**WHAT IS ASKED:**
Report the count of lines below in which the string "本题考查对知识的准确记忆" occurs; include nothing else.

(Entries taken from a collection)
☆ ☆ ☆ ☆

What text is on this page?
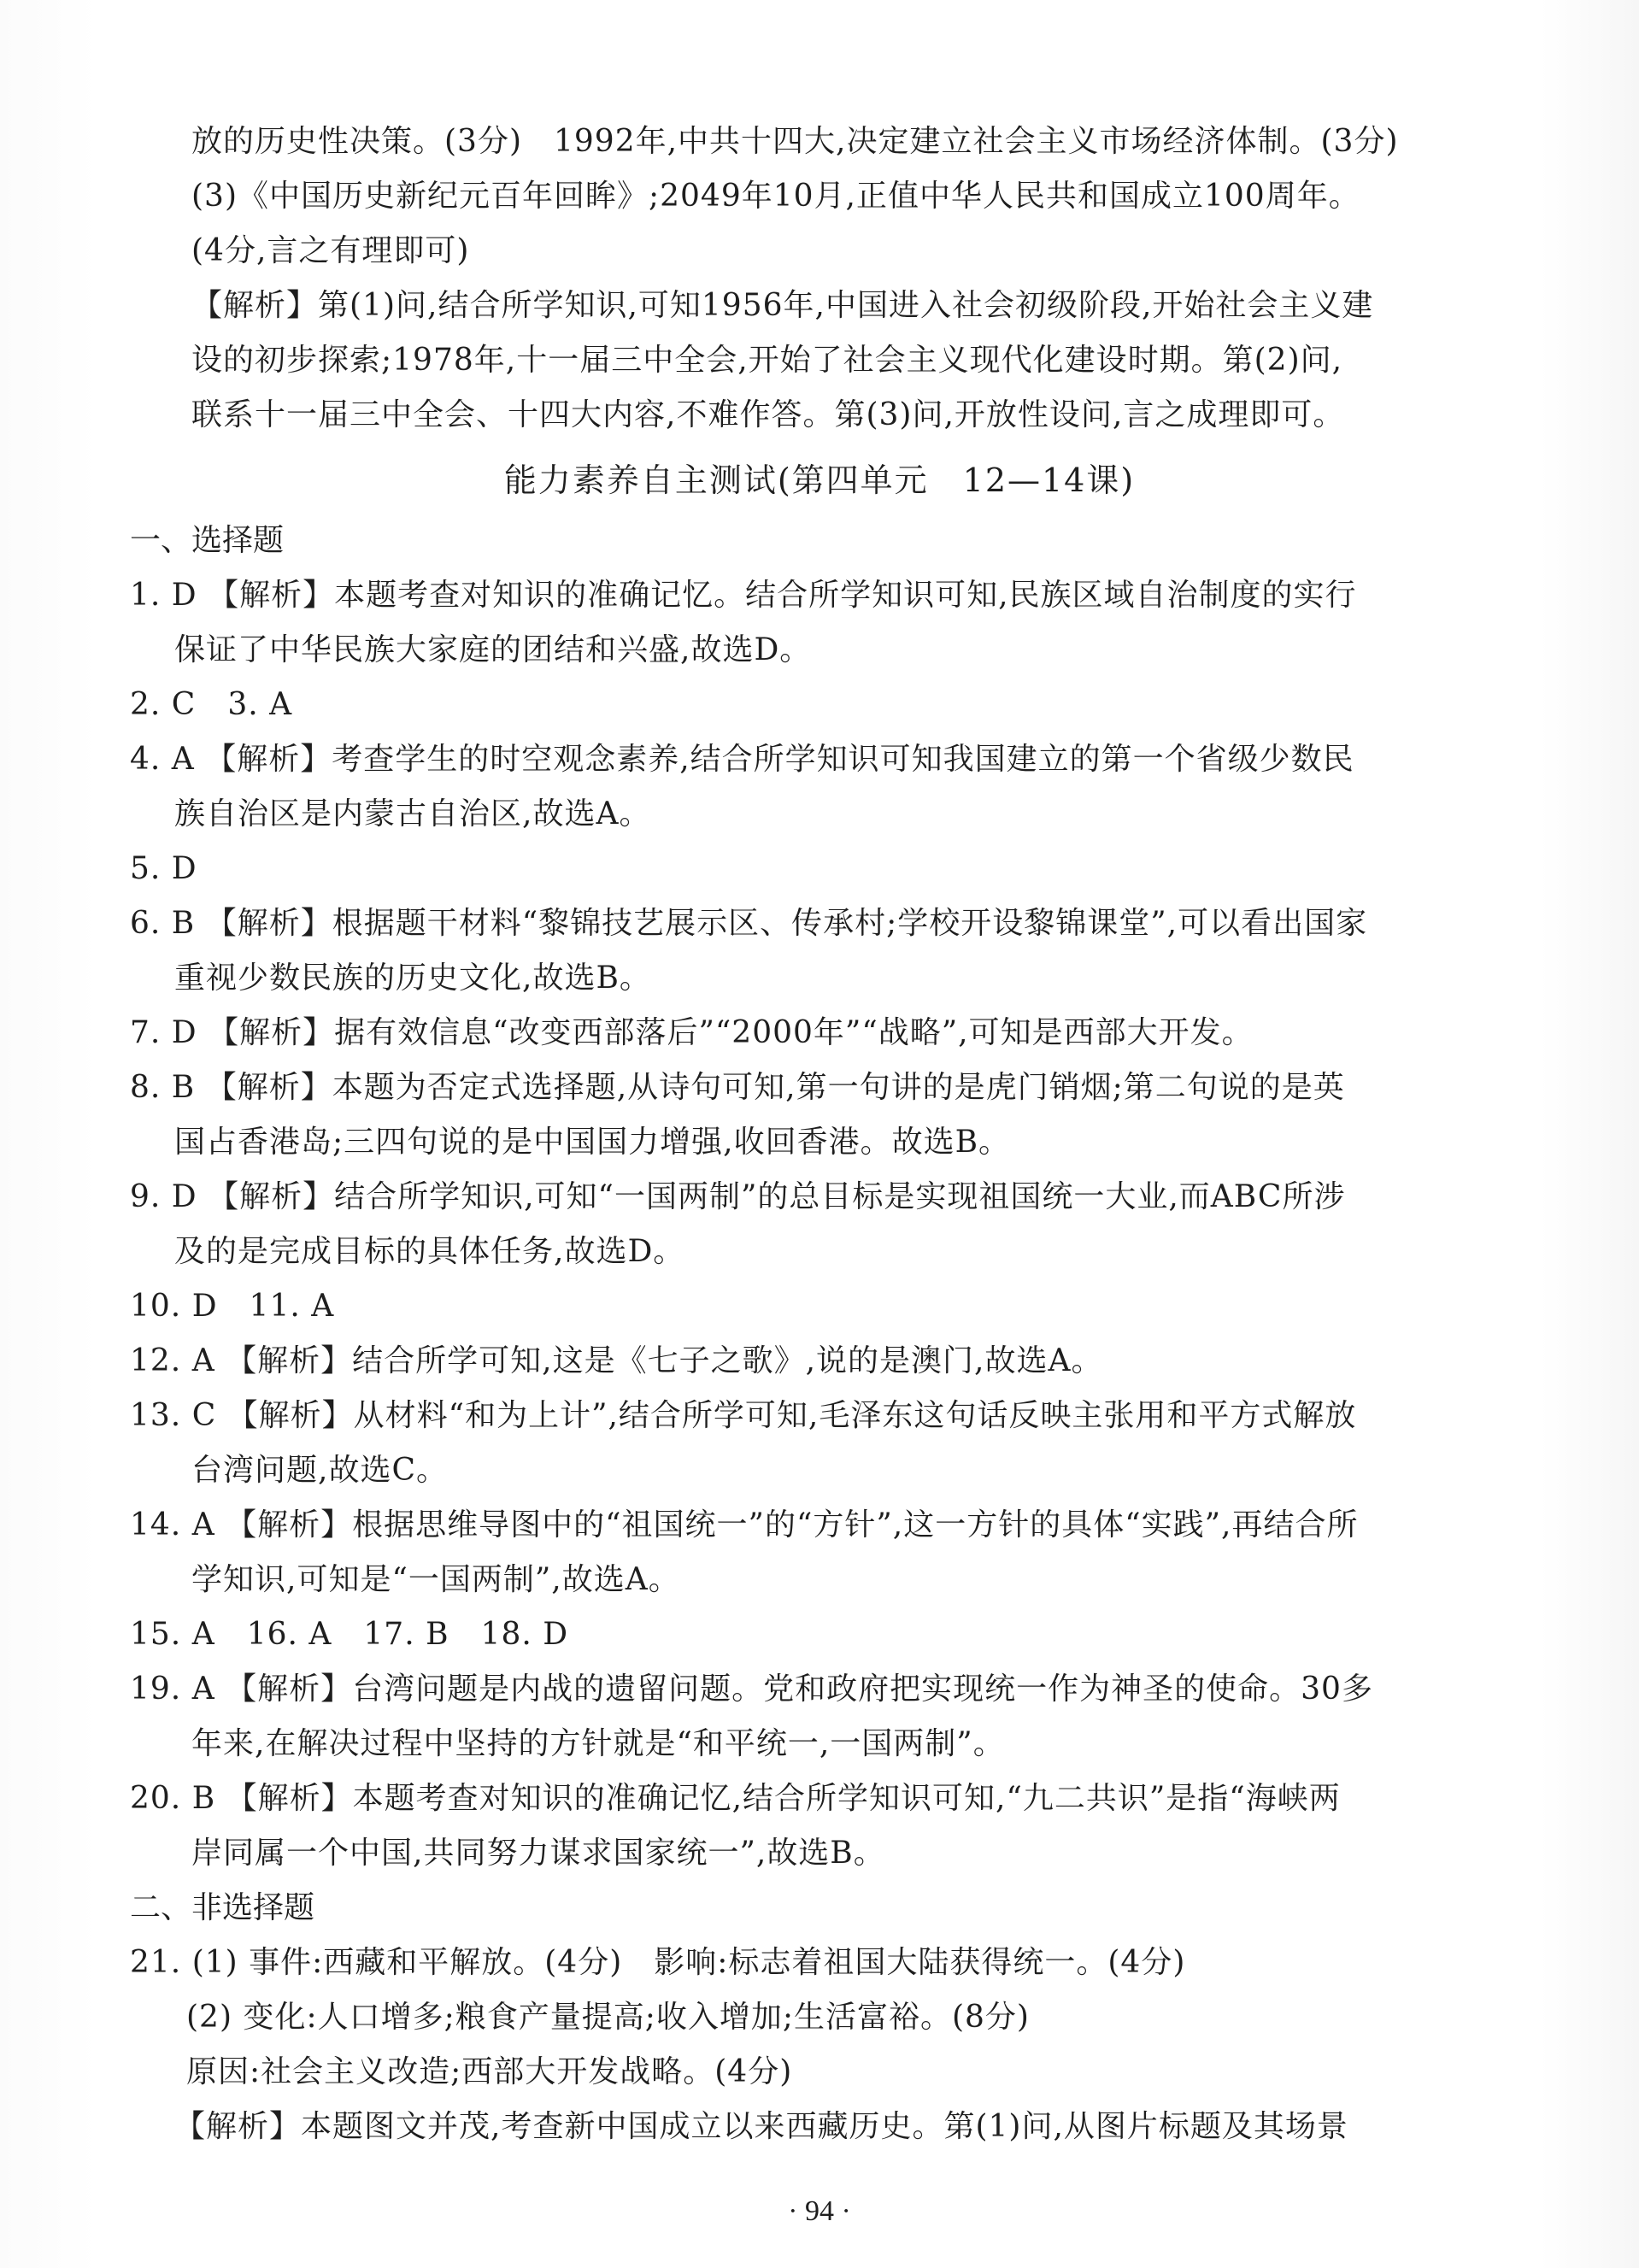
放的历史性决策。(3分)　1992年,中共十四大,决定建立社会主义市场经济体制。(3分)
(3)《中国历史新纪元百年回眸》;2049年10月,正值中华人民共和国成立100周年。
(4分,言之有理即可)
【解析】第(1)问,结合所学知识,可知1956年,中国进入社会初级阶段,开始社会主义建
设的初步探索;1978年,十一届三中全会,开始了社会主义现代化建设时期。第(2)问,
联系十一届三中全会、十四大内容,不难作答。第(3)问,开放性设问,言之成理即可。
能力素养自主测试(第四单元　12—14课)
一、选择题
1. D 【解析】本题考查对知识的准确记忆。结合所学知识可知,民族区域自治制度的实行
保证了中华民族大家庭的团结和兴盛,故选D。
2. C　3. A
4. A 【解析】考查学生的时空观念素养,结合所学知识可知我国建立的第一个省级少数民
族自治区是内蒙古自治区,故选A。
5. D
6. B 【解析】根据题干材料“黎锦技艺展示区、传承村;学校开设黎锦课堂”,可以看出国家
重视少数民族的历史文化,故选B。
7. D 【解析】据有效信息“改变西部落后”“2000年”“战略”,可知是西部大开发。
8. B 【解析】本题为否定式选择题,从诗句可知,第一句讲的是虎门销烟;第二句说的是英
国占香港岛;三四句说的是中国国力增强,收回香港。故选B。
9. D 【解析】结合所学知识,可知“一国两制”的总目标是实现祖国统一大业,而ABC所涉
及的是完成目标的具体任务,故选D。
10. D　11. A
12. A 【解析】结合所学可知,这是《七子之歌》,说的是澳门,故选A。
13. C 【解析】从材料“和为上计”,结合所学可知,毛泽东这句话反映主张用和平方式解放
台湾问题,故选C。
14. A 【解析】根据思维导图中的“祖国统一”的“方针”,这一方针的具体“实践”,再结合所
学知识,可知是“一国两制”,故选A。
15. A　16. A　17. B　18. D
19. A 【解析】台湾问题是内战的遗留问题。党和政府把实现统一作为神圣的使命。30多
年来,在解决过程中坚持的方针就是“和平统一,一国两制”。
20. B 【解析】本题考查对知识的准确记忆,结合所学知识可知,“九二共识”是指“海峡两
岸同属一个中国,共同努力谋求国家统一”,故选B。
二、非选择题
21. (1) 事件:西藏和平解放。(4分)　影响:标志着祖国大陆获得统一。(4分)
(2) 变化:人口增多;粮食产量提高;收入增加;生活富裕。(8分)
原因:社会主义改造;西部大开发战略。(4分)
【解析】本题图文并茂,考查新中国成立以来西藏历史。第(1)问,从图片标题及其场景
· 94 ·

☆ ☆ ☆ ☆

**TASK RESPONSE:**
2